Extracted data entries
+--

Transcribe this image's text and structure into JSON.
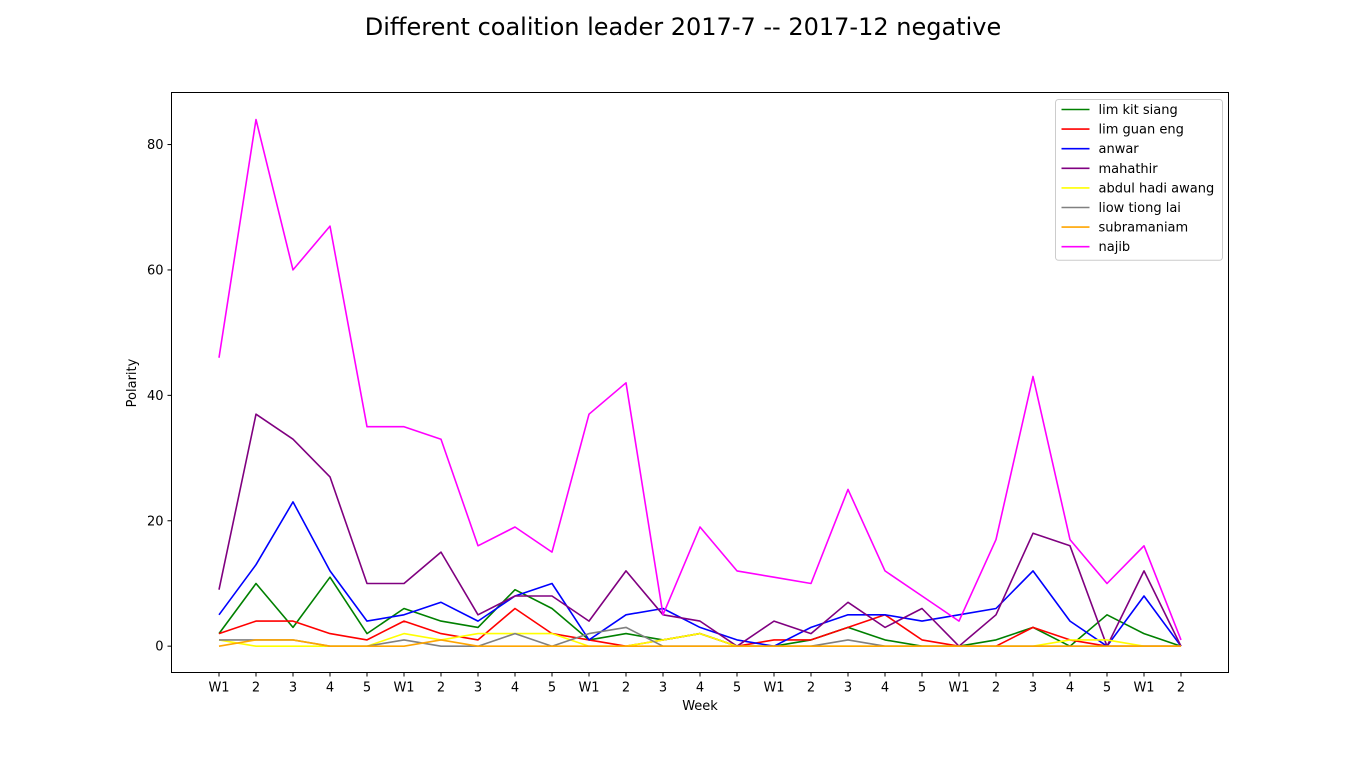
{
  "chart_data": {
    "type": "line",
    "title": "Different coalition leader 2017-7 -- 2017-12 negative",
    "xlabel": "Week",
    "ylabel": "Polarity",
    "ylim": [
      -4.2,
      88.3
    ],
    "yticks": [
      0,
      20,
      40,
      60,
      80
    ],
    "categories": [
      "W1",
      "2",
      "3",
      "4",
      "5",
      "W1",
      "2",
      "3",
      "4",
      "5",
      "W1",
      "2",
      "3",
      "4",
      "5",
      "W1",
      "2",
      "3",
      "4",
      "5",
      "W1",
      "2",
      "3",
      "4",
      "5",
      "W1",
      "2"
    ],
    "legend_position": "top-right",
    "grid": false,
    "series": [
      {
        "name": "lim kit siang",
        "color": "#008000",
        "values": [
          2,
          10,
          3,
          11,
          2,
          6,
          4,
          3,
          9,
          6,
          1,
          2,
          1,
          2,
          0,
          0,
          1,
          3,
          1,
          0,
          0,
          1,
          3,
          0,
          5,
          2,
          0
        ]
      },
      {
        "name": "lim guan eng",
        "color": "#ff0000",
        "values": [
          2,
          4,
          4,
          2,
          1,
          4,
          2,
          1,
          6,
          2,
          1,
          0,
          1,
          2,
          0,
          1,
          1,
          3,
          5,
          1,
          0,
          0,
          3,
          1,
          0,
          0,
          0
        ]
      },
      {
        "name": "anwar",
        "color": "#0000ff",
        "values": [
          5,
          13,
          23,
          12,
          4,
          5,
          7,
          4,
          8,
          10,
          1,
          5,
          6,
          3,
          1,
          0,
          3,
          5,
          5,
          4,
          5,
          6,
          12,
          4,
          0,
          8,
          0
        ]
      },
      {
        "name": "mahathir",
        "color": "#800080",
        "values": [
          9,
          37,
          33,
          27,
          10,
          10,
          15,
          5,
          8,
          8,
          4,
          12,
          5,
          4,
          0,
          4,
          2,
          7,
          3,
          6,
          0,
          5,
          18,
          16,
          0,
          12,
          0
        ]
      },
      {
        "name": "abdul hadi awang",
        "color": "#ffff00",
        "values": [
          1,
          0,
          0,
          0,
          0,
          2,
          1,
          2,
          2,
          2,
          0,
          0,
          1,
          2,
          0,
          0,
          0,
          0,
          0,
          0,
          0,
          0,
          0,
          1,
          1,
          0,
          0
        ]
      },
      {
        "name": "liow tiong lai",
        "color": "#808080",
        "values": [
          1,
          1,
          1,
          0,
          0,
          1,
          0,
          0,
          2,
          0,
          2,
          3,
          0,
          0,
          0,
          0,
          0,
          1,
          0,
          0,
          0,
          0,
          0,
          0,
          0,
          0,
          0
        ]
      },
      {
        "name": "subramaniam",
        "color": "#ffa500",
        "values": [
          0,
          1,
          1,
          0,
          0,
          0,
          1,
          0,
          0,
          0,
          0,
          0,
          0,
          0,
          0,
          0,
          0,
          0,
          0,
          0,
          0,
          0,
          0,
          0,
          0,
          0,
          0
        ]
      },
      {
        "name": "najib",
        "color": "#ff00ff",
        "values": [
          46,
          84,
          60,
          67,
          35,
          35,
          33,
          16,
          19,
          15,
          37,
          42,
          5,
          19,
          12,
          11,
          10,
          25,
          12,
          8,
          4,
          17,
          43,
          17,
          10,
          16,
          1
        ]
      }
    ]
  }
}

+--

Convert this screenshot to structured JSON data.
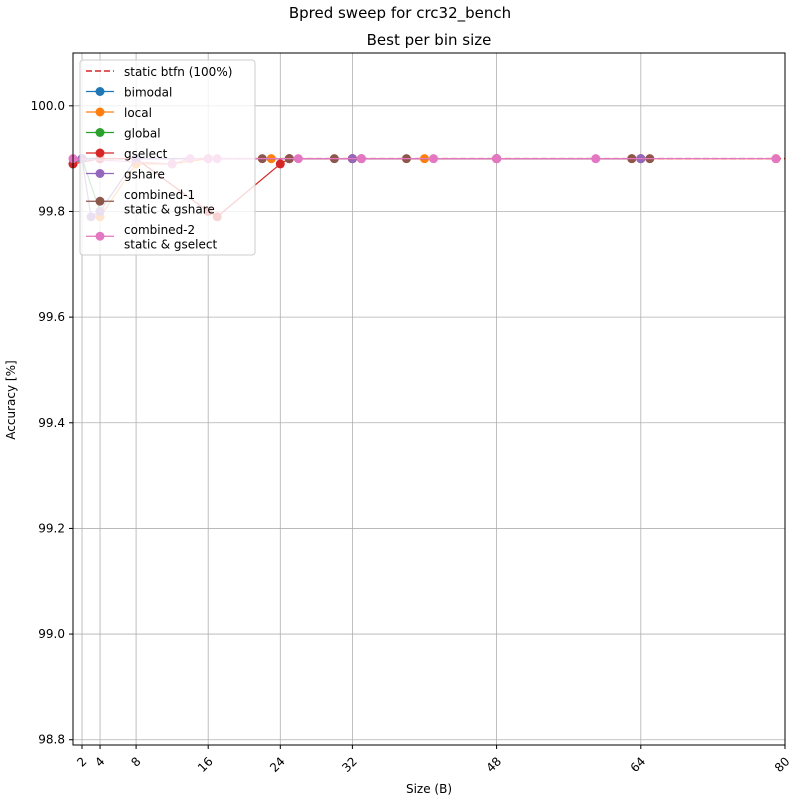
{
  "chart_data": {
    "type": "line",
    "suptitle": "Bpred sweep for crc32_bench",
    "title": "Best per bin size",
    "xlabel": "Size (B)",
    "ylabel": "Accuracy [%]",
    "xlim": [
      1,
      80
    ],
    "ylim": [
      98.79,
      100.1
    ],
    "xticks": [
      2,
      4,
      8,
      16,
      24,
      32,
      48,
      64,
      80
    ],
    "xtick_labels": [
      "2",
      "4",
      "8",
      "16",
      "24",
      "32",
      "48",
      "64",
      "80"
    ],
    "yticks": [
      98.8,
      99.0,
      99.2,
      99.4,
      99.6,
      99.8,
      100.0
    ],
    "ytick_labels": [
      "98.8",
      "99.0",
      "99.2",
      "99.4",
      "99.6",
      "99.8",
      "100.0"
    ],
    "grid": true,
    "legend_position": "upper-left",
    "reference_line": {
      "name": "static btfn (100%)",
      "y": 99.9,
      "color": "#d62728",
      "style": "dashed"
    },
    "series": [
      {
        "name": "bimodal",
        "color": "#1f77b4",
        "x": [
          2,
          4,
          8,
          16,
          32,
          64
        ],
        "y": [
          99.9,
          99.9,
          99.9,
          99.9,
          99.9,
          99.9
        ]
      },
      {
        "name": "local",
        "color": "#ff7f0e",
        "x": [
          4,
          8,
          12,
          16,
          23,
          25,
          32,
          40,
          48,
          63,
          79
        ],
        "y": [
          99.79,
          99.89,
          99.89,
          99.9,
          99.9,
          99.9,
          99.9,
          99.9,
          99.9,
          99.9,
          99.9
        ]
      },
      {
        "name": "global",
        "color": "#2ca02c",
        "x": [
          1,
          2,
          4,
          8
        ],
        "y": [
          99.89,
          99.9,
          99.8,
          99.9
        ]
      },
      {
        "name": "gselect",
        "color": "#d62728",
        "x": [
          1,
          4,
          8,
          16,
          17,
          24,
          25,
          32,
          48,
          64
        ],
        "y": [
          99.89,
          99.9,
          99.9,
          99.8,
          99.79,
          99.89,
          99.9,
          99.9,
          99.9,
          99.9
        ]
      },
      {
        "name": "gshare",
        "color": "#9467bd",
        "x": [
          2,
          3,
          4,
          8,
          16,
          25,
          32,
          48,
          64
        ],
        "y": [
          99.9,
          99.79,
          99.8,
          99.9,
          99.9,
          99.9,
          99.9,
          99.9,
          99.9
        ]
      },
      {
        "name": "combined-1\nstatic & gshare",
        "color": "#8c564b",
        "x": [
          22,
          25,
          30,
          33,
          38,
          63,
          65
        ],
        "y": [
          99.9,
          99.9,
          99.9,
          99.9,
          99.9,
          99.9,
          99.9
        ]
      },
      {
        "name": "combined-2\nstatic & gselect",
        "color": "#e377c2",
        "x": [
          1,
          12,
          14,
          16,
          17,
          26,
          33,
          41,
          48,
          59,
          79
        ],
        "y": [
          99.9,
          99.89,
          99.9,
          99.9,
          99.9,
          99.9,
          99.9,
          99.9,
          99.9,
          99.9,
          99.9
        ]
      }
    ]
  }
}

+--

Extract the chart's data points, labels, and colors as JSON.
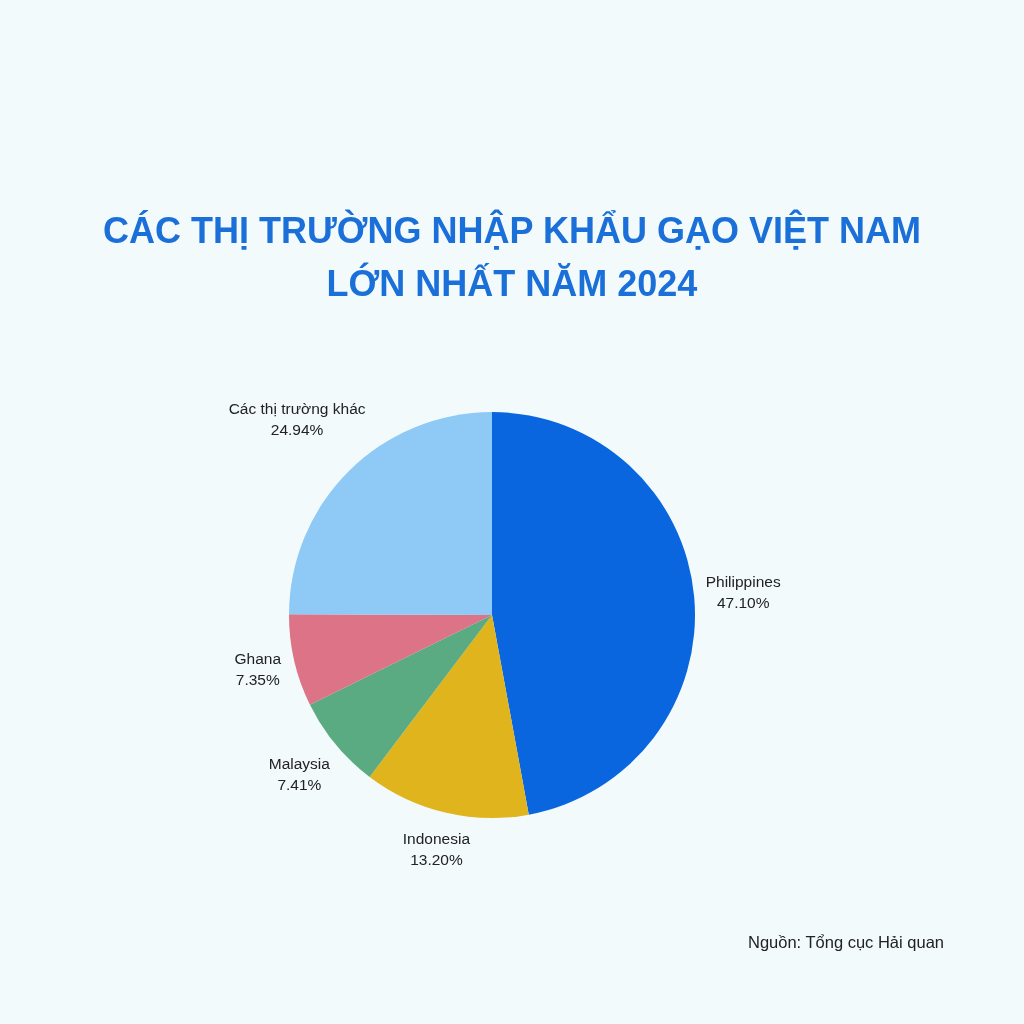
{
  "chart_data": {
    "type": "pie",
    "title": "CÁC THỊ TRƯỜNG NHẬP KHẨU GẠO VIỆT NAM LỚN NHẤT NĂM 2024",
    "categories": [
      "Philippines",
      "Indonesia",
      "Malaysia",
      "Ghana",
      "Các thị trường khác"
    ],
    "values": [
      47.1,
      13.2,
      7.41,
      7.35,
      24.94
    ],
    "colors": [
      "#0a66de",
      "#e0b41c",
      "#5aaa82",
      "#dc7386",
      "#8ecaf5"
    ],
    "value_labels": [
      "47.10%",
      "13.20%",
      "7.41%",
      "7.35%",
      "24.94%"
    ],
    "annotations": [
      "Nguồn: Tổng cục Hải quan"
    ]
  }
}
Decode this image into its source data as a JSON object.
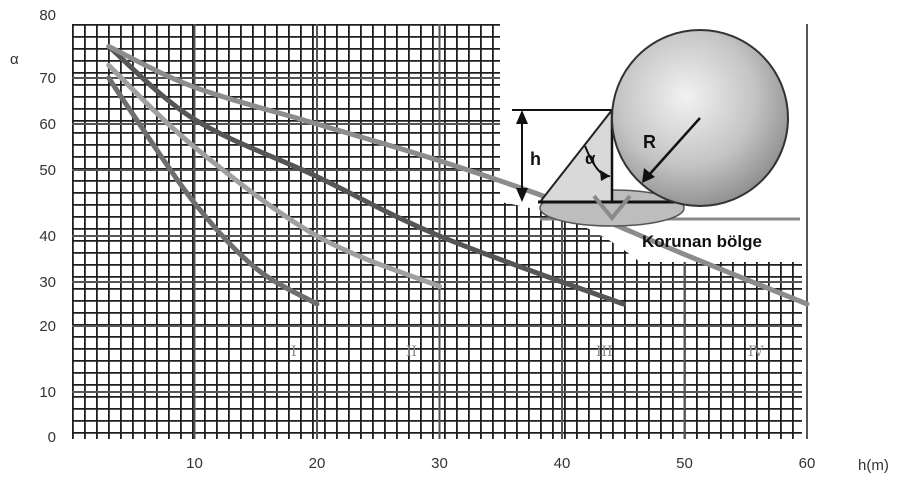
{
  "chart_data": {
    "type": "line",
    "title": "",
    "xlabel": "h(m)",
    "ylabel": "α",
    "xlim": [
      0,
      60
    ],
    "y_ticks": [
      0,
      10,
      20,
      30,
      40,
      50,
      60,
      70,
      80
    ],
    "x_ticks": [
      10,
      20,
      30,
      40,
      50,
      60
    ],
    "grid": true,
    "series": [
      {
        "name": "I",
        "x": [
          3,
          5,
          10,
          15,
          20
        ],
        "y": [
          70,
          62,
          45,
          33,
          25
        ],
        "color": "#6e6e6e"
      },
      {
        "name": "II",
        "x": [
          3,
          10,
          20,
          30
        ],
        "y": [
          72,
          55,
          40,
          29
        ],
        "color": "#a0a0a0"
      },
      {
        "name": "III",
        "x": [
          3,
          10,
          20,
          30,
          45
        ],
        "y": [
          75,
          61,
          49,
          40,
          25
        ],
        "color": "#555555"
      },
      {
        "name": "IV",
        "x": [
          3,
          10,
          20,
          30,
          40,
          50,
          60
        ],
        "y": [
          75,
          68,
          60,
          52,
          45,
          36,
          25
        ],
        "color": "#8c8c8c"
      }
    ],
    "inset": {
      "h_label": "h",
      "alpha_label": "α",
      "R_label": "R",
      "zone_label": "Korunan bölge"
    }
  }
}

+--

Report how many lines of the entries hold the string "into". Provide the number alone.

Expected output
2